--- Start ---

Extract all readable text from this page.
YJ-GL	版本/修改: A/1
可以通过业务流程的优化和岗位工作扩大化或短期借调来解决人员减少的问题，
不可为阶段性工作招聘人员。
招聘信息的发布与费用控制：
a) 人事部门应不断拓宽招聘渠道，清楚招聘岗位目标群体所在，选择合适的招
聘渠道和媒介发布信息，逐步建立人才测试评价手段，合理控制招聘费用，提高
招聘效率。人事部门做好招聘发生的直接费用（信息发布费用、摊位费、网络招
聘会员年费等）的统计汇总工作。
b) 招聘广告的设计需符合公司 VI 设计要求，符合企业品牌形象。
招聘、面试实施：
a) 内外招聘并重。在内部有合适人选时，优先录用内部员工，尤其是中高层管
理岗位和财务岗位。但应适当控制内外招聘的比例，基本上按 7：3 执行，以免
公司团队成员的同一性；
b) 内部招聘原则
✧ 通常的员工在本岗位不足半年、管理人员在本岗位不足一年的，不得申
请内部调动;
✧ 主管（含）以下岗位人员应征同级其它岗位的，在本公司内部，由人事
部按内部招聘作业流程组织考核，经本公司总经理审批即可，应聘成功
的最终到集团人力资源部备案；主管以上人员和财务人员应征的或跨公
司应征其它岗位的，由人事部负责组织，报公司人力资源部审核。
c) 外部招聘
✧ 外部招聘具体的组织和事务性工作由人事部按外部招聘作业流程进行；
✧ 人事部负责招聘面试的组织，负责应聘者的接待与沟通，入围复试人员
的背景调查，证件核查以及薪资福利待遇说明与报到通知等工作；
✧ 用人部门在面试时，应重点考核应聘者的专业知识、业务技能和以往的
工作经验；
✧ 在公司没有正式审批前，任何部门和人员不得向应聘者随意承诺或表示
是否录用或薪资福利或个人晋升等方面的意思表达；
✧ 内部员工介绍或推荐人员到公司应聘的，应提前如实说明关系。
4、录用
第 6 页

--- End ---

Copy out every entry again, exactly as it was given.

Extract all readable text from this page.
YJ-GL	版本/修改: A/1
可以通过业务流程的优化和岗位工作扩大化或短期借调来解决人员减少的问题，
不可为阶段性工作招聘人员。
招聘信息的发布与费用控制：
a) 人事部门应不断拓宽招聘渠道，清楚招聘岗位目标群体所在，选择合适的招
聘渠道和媒介发布信息，逐步建立人才测试评价手段，合理控制招聘费用，提高
招聘效率。人事部门做好招聘发生的直接费用（信息发布费用、摊位费、网络招
聘会员年费等）的统计汇总工作。
b) 招聘广告的设计需符合公司 VI 设计要求，符合企业品牌形象。
招聘、面试实施：
a) 内外招聘并重。在内部有合适人选时，优先录用内部员工，尤其是中高层管
理岗位和财务岗位。但应适当控制内外招聘的比例，基本上按 7：3 执行，以免
公司团队成员的同一性；
b) 内部招聘原则
✧ 通常的员工在本岗位不足半年、管理人员在本岗位不足一年的，不得申
请内部调动;
✧ 主管（含）以下岗位人员应征同级其它岗位的，在本公司内部，由人事
部按内部招聘作业流程组织考核，经本公司总经理审批即可，应聘成功
的最终到集团人力资源部备案；主管以上人员和财务人员应征的或跨公
司应征其它岗位的，由人事部负责组织，报公司人力资源部审核。
c) 外部招聘
✧ 外部招聘具体的组织和事务性工作由人事部按外部招聘作业流程进行；
✧ 人事部负责招聘面试的组织，负责应聘者的接待与沟通，入围复试人员
的背景调查，证件核查以及薪资福利待遇说明与报到通知等工作；
✧ 用人部门在面试时，应重点考核应聘者的专业知识、业务技能和以往的
工作经验；
✧ 在公司没有正式审批前，任何部门和人员不得向应聘者随意承诺或表示
是否录用或薪资福利或个人晋升等方面的意思表达；
✧ 内部员工介绍或推荐人员到公司应聘的，应提前如实说明关系。
4、录用
第 6 页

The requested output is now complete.